— Begin —

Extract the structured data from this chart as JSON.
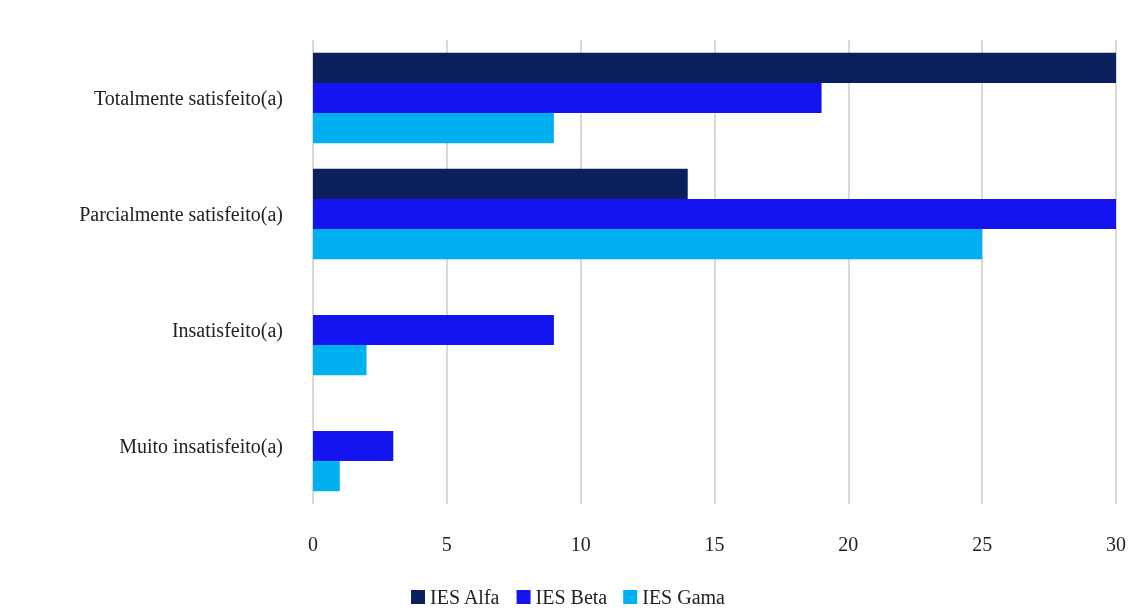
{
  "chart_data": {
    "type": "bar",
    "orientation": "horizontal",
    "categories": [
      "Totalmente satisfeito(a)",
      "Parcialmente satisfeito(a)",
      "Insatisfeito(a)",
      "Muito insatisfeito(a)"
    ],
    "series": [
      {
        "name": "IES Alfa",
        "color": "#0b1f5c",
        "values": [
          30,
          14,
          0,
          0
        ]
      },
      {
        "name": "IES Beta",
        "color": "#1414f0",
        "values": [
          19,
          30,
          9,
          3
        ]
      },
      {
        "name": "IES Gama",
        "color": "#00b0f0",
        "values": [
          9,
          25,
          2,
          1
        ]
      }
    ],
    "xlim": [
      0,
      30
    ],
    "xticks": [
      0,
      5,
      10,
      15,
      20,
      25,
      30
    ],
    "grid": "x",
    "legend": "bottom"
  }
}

— End —

▸ Exercise details: Return the records exactly. Don't carry the pictures over.

▸ Complete response:
Extract the structured data from this chart as JSON.
{
  "chart_data": {
    "type": "bar",
    "orientation": "horizontal",
    "categories": [
      "Totalmente satisfeito(a)",
      "Parcialmente satisfeito(a)",
      "Insatisfeito(a)",
      "Muito insatisfeito(a)"
    ],
    "series": [
      {
        "name": "IES Alfa",
        "color": "#0b1f5c",
        "values": [
          30,
          14,
          0,
          0
        ]
      },
      {
        "name": "IES Beta",
        "color": "#1414f0",
        "values": [
          19,
          30,
          9,
          3
        ]
      },
      {
        "name": "IES Gama",
        "color": "#00b0f0",
        "values": [
          9,
          25,
          2,
          1
        ]
      }
    ],
    "xlim": [
      0,
      30
    ],
    "xticks": [
      0,
      5,
      10,
      15,
      20,
      25,
      30
    ],
    "grid": "x",
    "legend": "bottom"
  }
}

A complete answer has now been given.